** BEGIN SOURCE **
Supports streaming attention with sink tokens for infinite context

Sink tokens maintain fixed attention scores across all positions

Integrated into softmax reduction for minimal overhead

GPSIMD SBUF-to-SBUF Transfers:

use_gpsimd_sb2sb enables high-performance GPSIMD instructions for inter-core communication

Optimizes LNC2 sharding by using extended instructions for SBUF-to-SBUF data transfers

Context Length Management:
- curr_sprior: Current prior sequence length (actual KV cache content for this invocation)
- full_sprior: Full prior sequence length (maximum KV cache capacity allocated)
- Allows progressive filling of KV cache during autoregressive generation

Implementation Details#

The kernel implementation includes several key optimizations:

Efficient Tiling Strategy: Uses carefully chosen tile sizes for processing batches, sequences, and heads to maximize hardware utilization.
Cascaded Reduction: Implements cascaded max and sum reduction operations for softmax computation to maintain numerical stability.
Memory Access Optimization: Employs careful memory access patterns to optimize data movement between HBM and SBUF.
Block KV Cache Support: Implements efficient block-sparse KV cache with dynamic block size adjustment to ensure optimal hardware utilization.
Attention Sink Integration: Efficiently integrates attention sink tokens into the softmax computation for streaming attention.
Fused RoPE Implementation: Implements efficient rotary position embeddings with optimized trigonometric computations.
Adaptive Sharding: Dynamically selects between batch and sequence sharding based on tensor dimensions to optimize performance.
GPSIMD Optimization: Uses GPSIMD instructions for high-performance SBUF-to-SBUF data transfers in LNC2 sharding.
Debug Support: Provides comprehensive debug tensor support for intermediate value inspection.
Stack-based SBUF Allocation: Uses SbufManager for efficient on-chip memory management with hierarchical scoping.

Algorithm#

The kernel goes through the following steps:

Setup: Initialize intermediate buffers, mask, block KV, and debug tensors.
Optional RoPE: If fuse_rope is enabled, apply rotary position embeddings to Q and K tensors.
KQ^T Computation: Perform the first matrix multiplication to compute attention scores.
- Loop over each batch
- Load the current chunk of K based on configuration (block KV, transpose, etc.)
- Tile over the multiplication of K and Q in groups of 4k size
Max Reduction: Compute the max reduction of KQ^T for softmax stability.
- Compute the max in tiles of size 128 over bs * q_head * s_active
- Prepare the sink if used
- Transpose and broadcast along the partition dimension
Exp(KQ^T - max(KQ^T)): Apply the exponentiation for softmax computation.
- Add/subtract the max based on whether it was negated
- Apply the exponentiation activation
Sum Reduction: Compute sum reduction of the exponentiation result.
- Compute the sum in tiles of size 128 over bs * q_head * s_active
- Perform additional reductions based on sink or other optimization flags
- Compute the reciprocal with the same tiling scheme, and then broadcast
Final Matrix Multiplication: Compute the product of the softmax output and V and store the result
- Loop over each batch
- Load the current chunk of V based on configuration
- Perform the matmul over sprior tiles
- If needed, copy information over core boundaries or to HBM
** END SOURCE **
** BEGIN LISTING **
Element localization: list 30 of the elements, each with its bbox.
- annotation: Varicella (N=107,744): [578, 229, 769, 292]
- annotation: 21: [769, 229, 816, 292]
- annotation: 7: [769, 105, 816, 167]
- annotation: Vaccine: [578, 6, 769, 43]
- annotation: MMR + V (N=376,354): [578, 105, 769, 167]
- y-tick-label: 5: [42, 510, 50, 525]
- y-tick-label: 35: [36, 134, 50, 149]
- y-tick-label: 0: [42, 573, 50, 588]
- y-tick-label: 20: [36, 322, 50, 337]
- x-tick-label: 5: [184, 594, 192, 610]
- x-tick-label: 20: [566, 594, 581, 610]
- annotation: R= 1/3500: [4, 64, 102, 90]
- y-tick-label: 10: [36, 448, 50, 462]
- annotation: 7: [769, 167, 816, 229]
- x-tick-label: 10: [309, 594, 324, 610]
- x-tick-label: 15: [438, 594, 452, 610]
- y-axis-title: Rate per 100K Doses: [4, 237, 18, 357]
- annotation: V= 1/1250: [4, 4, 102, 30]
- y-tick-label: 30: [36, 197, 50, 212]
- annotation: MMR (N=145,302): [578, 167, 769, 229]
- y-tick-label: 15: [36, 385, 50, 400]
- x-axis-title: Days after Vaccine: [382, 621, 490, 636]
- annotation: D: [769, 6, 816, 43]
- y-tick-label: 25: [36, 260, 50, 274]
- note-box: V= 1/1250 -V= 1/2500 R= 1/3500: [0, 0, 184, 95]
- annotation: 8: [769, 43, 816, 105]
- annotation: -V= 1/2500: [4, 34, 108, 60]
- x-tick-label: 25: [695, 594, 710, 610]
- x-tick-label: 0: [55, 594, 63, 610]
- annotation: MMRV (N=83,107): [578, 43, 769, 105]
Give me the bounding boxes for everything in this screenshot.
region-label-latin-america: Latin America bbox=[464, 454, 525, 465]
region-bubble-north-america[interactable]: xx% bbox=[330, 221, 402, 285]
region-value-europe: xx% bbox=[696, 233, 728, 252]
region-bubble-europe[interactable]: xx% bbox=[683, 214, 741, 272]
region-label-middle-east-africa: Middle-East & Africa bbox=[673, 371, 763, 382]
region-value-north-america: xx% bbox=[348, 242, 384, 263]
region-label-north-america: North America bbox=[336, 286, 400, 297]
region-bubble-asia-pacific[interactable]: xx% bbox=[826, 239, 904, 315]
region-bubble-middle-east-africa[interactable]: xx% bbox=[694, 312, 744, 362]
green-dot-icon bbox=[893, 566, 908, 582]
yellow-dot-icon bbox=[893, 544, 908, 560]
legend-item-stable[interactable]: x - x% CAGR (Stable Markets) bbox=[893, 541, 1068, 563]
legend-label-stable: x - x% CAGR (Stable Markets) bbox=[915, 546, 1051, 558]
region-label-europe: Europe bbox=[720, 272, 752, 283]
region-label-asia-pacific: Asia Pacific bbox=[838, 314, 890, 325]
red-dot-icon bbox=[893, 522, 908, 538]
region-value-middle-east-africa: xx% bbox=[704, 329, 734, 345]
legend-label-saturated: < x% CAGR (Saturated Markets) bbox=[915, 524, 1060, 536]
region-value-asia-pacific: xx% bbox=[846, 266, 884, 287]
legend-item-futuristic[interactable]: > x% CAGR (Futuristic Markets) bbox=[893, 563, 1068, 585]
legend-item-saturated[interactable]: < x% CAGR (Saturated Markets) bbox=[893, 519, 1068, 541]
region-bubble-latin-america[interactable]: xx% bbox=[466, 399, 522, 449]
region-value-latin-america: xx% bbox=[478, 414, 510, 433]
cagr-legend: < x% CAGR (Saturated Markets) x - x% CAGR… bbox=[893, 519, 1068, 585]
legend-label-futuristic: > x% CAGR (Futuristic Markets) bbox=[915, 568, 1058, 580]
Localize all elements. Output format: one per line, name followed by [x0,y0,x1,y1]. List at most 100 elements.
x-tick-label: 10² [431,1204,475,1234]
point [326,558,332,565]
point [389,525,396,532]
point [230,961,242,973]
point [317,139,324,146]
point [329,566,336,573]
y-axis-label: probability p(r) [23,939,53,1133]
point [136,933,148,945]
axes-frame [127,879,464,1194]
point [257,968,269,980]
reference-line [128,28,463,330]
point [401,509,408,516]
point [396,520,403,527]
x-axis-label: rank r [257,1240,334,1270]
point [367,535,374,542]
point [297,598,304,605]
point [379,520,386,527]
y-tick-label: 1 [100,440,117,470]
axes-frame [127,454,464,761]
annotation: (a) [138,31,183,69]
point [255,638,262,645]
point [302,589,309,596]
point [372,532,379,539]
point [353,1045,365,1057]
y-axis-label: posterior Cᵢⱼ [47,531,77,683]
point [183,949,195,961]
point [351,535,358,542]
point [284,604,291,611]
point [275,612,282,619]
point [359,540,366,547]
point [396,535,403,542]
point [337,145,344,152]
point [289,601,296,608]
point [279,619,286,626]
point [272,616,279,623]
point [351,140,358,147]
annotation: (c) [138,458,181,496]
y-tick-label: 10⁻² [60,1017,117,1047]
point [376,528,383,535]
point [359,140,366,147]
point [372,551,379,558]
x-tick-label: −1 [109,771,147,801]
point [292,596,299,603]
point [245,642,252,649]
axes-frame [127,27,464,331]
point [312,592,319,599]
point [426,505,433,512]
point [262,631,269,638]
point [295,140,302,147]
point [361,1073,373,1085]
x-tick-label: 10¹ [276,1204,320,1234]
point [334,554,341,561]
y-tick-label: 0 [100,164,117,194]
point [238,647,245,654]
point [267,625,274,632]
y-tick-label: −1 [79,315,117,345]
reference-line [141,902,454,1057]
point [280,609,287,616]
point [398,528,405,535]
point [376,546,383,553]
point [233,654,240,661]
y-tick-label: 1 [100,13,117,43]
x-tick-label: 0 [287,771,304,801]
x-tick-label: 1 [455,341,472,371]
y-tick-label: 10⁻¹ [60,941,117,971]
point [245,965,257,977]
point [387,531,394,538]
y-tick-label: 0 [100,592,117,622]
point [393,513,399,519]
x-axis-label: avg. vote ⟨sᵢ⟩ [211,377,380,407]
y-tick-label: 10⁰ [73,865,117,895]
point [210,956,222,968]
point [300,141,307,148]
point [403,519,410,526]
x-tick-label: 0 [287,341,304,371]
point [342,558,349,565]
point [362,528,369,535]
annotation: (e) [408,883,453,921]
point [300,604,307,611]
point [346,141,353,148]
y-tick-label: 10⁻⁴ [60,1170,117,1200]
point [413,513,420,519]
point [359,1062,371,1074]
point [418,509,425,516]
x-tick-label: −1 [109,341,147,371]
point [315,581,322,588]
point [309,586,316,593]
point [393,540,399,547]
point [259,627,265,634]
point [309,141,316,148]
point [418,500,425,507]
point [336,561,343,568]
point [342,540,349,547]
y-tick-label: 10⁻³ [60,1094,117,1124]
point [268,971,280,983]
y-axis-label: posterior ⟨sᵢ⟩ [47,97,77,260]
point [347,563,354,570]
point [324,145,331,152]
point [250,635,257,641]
** END LISTING **
### WRITTEN REQUEST
Can you update the kernel description from "Cascaded Reduction: Implements" up to and including "in LNC2 sharding." so that "Provides" stands in place of "Implements"?

### SOLUTION FOR THIS PROBLEM
Cascaded Reduction: Provides cascaded max and sum reduction operations for softmax computation to maintain numerical stability.
Memory Access Optimization: Employs careful memory access patterns to optimize data movement between HBM and SBUF.
Block KV Cache Support: Provides efficient block-sparse KV cache with dynamic block size adjustment to ensure optimal hardware utilization.
Attention Sink Integration: Efficiently integrates attention sink tokens into the softmax computation for streaming attention.
Fused RoPE Implementation: Provides efficient rotary position embeddings with optimized trigonometric computations.
Adaptive Sharding: Dynamically selects between batch and sequence sharding based on tensor dimensions to optimize performance.
GPSIMD Optimization: Uses GPSIMD instructions for high-performance SBUF-to-SBUF data transfers in LNC2 sharding.